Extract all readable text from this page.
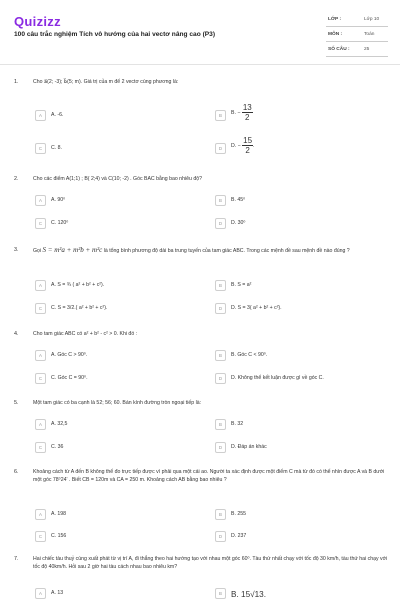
Quizizz
100 câu trắc nghiệm Tích vô hướng của hai vectơ nâng cao (P3)
LỚP :	Lớp 10
MÔN :	Toán
SỐ CÂU :	25
1.	Cho a⃗(2; -3); b⃗(5; m). Giá trị của m để 2 vectơ cùng phương là:
A	A. -6.	B	B. − $\frac{13}{2}$
C	C. 8.	D	D. − $\frac{15}{2}$ .
2.	Cho các điểm A(1;1) ; B( 2;4) và C(10; -2) . Góc BAC bằng bao nhiêu độ?
A	A. 90⁰	B	B. 45⁰
C	C. 120⁰	D	D. 30⁰
3.	Gọi S = m²a + m²b + m²c là tổng bình phương độ dài ba trung tuyến của tam giác ABC. Trong các mệnh đề sau mệnh đề nào đúng ?
A	A. S = ¾ ( a² + b² + c²).	B	B. S = a²
C	C. S = 3/2.( a² + b² + c²).	D	D. S = 3( a² + b² + c²).
4.	Cho tam giác ABC có a² + b² - c² > 0. Khi đó :
A	A. Góc C > 90⁰.	B	B. Góc C < 90⁰.
C	C. Góc C = 90⁰.	D	D. Không thể kết luận được gì về góc C.
5.	Một tam giác có ba cạnh là 52; 56; 60. Bán kính đường tròn ngoại tiếp là:
A	A. 32,5	B	B. 32
C	C. 36	D	D. Đáp án khác
6.	Khoảng cách từ A đến B không thể đo trực tiếp được vì phải qua một cái ao. Người ta xác định được một điểm C mà từ đó có thể nhìn được A và B dưới một góc 78⁰24' . Biết CB = 120m và CA = 250 m. Khoảng cách AB bằng bao nhiêu ?
A	A. 198	B	B. 255
C	C. 156	D	D. 237
7.	Hai chiếc tàu thuỷ cùng xuất phát từ vị trí A, đi thẳng theo hai hướng tạo với nhau một góc 60⁰. Tàu thứ nhất chạy với tốc độ 30 km/h, tàu thứ hai chạy với tốc độ 40km/h. Hỏi sau 2 giờ hai tàu cách nhau bao nhiêu km?
A	A. 13	B	B. 15√13.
○ ○ ○ ○
# Problem to solve
In the entries above, identify each line that includes the string "hướng", then copy it.

# Finished task
100 câu trắc nghiệm Tích vô hướng của hai vectơ nâng cao (P3)
7.	Hai chiếc tàu thuỷ cùng xuất phát từ vị trí A, đi thẳng theo hai hướng tạo với nhau một góc 60⁰. Tàu thứ nhất chạy với tốc độ 30 km/h, tàu thứ hai chạy với tốc độ 40km/h. Hỏi sau 2 giờ hai tàu cách nhau bao nhiêu km?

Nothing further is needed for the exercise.